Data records
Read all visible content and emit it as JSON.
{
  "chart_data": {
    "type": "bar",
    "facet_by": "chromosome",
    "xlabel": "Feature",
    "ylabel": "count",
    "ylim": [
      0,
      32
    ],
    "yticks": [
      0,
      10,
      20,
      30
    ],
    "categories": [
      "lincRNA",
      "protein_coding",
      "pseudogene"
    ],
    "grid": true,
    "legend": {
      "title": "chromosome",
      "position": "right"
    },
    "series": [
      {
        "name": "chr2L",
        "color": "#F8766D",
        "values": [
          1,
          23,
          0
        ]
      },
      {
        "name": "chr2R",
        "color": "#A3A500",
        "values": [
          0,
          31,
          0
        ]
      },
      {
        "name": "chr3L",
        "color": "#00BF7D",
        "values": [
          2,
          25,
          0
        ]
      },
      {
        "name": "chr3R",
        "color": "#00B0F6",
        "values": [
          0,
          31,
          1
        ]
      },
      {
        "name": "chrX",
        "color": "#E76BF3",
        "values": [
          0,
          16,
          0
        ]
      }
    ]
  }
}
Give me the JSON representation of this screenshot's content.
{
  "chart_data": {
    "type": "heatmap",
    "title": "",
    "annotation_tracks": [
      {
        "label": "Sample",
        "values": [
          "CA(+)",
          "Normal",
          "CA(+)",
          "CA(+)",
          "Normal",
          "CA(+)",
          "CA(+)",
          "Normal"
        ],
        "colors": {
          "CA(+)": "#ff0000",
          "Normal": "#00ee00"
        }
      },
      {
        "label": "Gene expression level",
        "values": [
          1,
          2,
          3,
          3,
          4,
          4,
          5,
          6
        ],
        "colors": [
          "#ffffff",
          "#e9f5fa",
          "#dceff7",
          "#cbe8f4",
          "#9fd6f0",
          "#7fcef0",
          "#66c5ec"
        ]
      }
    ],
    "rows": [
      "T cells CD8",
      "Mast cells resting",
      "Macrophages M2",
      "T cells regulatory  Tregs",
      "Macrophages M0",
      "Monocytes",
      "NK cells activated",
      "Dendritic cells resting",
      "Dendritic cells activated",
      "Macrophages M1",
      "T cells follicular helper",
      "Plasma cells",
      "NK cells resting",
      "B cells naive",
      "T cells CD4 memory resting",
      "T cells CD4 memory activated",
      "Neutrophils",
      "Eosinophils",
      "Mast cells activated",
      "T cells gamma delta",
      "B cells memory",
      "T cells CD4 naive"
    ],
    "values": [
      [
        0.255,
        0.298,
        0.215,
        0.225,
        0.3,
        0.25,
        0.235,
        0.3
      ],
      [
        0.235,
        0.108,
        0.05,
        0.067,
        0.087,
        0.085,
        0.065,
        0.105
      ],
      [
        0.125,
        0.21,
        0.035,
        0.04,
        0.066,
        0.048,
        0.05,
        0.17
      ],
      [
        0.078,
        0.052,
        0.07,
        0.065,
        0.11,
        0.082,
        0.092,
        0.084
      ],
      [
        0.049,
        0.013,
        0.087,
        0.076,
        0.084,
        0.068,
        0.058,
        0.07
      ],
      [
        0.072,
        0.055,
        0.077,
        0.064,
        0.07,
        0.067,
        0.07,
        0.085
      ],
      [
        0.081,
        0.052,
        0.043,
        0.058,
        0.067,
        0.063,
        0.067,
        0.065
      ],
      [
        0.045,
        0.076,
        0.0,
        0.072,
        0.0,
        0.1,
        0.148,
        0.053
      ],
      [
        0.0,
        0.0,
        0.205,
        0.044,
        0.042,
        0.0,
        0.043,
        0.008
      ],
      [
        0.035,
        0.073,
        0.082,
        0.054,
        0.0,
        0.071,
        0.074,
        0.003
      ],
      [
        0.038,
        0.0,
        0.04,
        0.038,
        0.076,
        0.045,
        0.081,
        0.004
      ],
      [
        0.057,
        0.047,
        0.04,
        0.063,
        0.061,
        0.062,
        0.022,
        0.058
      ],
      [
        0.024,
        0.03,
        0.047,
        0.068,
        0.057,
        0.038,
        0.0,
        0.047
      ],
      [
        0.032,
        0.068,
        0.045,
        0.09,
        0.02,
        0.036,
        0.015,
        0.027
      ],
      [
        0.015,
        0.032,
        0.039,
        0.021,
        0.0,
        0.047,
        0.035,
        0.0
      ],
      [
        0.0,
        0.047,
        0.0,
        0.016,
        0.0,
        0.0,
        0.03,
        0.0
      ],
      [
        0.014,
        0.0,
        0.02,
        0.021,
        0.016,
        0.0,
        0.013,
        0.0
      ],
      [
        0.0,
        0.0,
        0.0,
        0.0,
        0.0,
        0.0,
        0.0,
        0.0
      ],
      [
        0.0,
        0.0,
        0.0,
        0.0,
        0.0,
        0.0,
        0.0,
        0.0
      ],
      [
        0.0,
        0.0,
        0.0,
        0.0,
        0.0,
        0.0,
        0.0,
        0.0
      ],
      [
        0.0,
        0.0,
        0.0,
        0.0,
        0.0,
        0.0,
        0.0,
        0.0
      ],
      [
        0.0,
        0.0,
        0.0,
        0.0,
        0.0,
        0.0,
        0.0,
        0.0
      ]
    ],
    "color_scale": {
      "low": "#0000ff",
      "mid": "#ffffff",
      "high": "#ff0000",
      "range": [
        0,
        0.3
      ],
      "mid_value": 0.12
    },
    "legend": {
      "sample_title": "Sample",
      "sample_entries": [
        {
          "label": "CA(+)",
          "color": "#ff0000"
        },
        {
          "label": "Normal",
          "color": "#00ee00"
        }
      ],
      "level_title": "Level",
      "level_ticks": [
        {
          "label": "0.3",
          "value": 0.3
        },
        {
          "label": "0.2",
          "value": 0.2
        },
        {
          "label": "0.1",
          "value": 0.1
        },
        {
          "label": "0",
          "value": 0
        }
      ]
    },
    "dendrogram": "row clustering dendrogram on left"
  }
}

=== WHAT YOU SHOULD DO ===
However many lines the data holds, return each one exactly.

=== ANSWER BELOW ===
Read all visible content and emit it as JSON.
{
  "chart_data": {
    "type": "bar",
    "facet_by": "chromosome",
    "xlabel": "Feature",
    "ylabel": "count",
    "ylim": [
      0,
      32
    ],
    "yticks": [
      0,
      10,
      20,
      30
    ],
    "categories": [
      "lincRNA",
      "protein_coding",
      "pseudogene"
    ],
    "grid": true,
    "legend": {
      "title": "chromosome",
      "position": "right"
    },
    "series": [
      {
        "name": "chr2L",
        "color": "#F8766D",
        "values": [
          1,
          23,
          0
        ]
      },
      {
        "name": "chr2R",
        "color": "#A3A500",
        "values": [
          0,
          31,
          0
        ]
      },
      {
        "name": "chr3L",
        "color": "#00BF7D",
        "values": [
          2,
          25,
          0
        ]
      },
      {
        "name": "chr3R",
        "color": "#00B0F6",
        "values": [
          0,
          31,
          1
        ]
      },
      {
        "name": "chrX",
        "color": "#E76BF3",
        "values": [
          0,
          16,
          0
        ]
      }
    ]
  }
}
Give me the JSON representation of this screenshot's content.
{
  "chart_data": {
    "type": "heatmap",
    "title": "",
    "annotation_tracks": [
      {
        "label": "Sample",
        "values": [
          "CA(+)",
          "Normal",
          "CA(+)",
          "CA(+)",
          "Normal",
          "CA(+)",
          "CA(+)",
          "Normal"
        ],
        "colors": {
          "CA(+)": "#ff0000",
          "Normal": "#00ee00"
        }
      },
      {
        "label": "Gene expression level",
        "values": [
          1,
          2,
          3,
          3,
          4,
          4,
          5,
          6
        ],
        "colors": [
          "#ffffff",
          "#e9f5fa",
          "#dceff7",
          "#cbe8f4",
          "#9fd6f0",
          "#7fcef0",
          "#66c5ec"
        ]
      }
    ],
    "rows": [
      "T cells CD8",
      "Mast cells resting",
      "Macrophages M2",
      "T cells regulatory  Tregs",
      "Macrophages M0",
      "Monocytes",
      "NK cells activated",
      "Dendritic cells resting",
      "Dendritic cells activated",
      "Macrophages M1",
      "T cells follicular helper",
      "Plasma cells",
      "NK cells resting",
      "B cells naive",
      "T cells CD4 memory resting",
      "T cells CD4 memory activated",
      "Neutrophils",
      "Eosinophils",
      "Mast cells activated",
      "T cells gamma delta",
      "B cells memory",
      "T cells CD4 naive"
    ],
    "values": [
      [
        0.255,
        0.298,
        0.215,
        0.225,
        0.3,
        0.25,
        0.235,
        0.3
      ],
      [
        0.235,
        0.108,
        0.05,
        0.067,
        0.087,
        0.085,
        0.065,
        0.105
      ],
      [
        0.125,
        0.21,
        0.035,
        0.04,
        0.066,
        0.048,
        0.05,
        0.17
      ],
      [
        0.078,
        0.052,
        0.07,
        0.065,
        0.11,
        0.082,
        0.092,
        0.084
      ],
      [
        0.049,
        0.013,
        0.087,
        0.076,
        0.084,
        0.068,
        0.058,
        0.07
      ],
      [
        0.072,
        0.055,
        0.077,
        0.064,
        0.07,
        0.067,
        0.07,
        0.085
      ],
      [
        0.081,
        0.052,
        0.043,
        0.058,
        0.067,
        0.063,
        0.067,
        0.065
      ],
      [
        0.045,
        0.076,
        0.0,
        0.072,
        0.0,
        0.1,
        0.148,
        0.053
      ],
      [
        0.0,
        0.0,
        0.205,
        0.044,
        0.042,
        0.0,
        0.043,
        0.008
      ],
      [
        0.035,
        0.073,
        0.082,
        0.054,
        0.0,
        0.071,
        0.074,
        0.003
      ],
      [
        0.038,
        0.0,
        0.04,
        0.038,
        0.076,
        0.045,
        0.081,
        0.004
      ],
      [
        0.057,
        0.047,
        0.04,
        0.063,
        0.061,
        0.062,
        0.022,
        0.058
      ],
      [
        0.024,
        0.03,
        0.047,
        0.068,
        0.057,
        0.038,
        0.0,
        0.047
      ],
      [
        0.032,
        0.068,
        0.045,
        0.09,
        0.02,
        0.036,
        0.015,
        0.027
      ],
      [
        0.015,
        0.032,
        0.039,
        0.021,
        0.0,
        0.047,
        0.035,
        0.0
      ],
      [
        0.0,
        0.047,
        0.0,
        0.016,
        0.0,
        0.0,
        0.03,
        0.0
      ],
      [
        0.014,
        0.0,
        0.02,
        0.021,
        0.016,
        0.0,
        0.013,
        0.0
      ],
      [
        0.0,
        0.0,
        0.0,
        0.0,
        0.0,
        0.0,
        0.0,
        0.0
      ],
      [
        0.0,
        0.0,
        0.0,
        0.0,
        0.0,
        0.0,
        0.0,
        0.0
      ],
      [
        0.0,
        0.0,
        0.0,
        0.0,
        0.0,
        0.0,
        0.0,
        0.0
      ],
      [
        0.0,
        0.0,
        0.0,
        0.0,
        0.0,
        0.0,
        0.0,
        0.0
      ],
      [
        0.0,
        0.0,
        0.0,
        0.0,
        0.0,
        0.0,
        0.0,
        0.0
      ]
    ],
    "color_scale": {
      "low": "#0000ff",
      "mid": "#ffffff",
      "high": "#ff0000",
      "range": [
        0,
        0.3
      ],
      "mid_value": 0.12
    },
    "legend": {
      "sample_title": "Sample",
      "sample_entries": [
        {
          "label": "CA(+)",
          "color": "#ff0000"
        },
        {
          "label": "Normal",
          "color": "#00ee00"
        }
      ],
      "level_title": "Level",
      "level_ticks": [
        {
          "label": "0.3",
          "value": 0.3
        },
        {
          "label": "0.2",
          "value": 0.2
        },
        {
          "label": "0.1",
          "value": 0.1
        },
        {
          "label": "0",
          "value": 0
        }
      ]
    },
    "dendrogram": "row clustering dendrogram on left"
  }
}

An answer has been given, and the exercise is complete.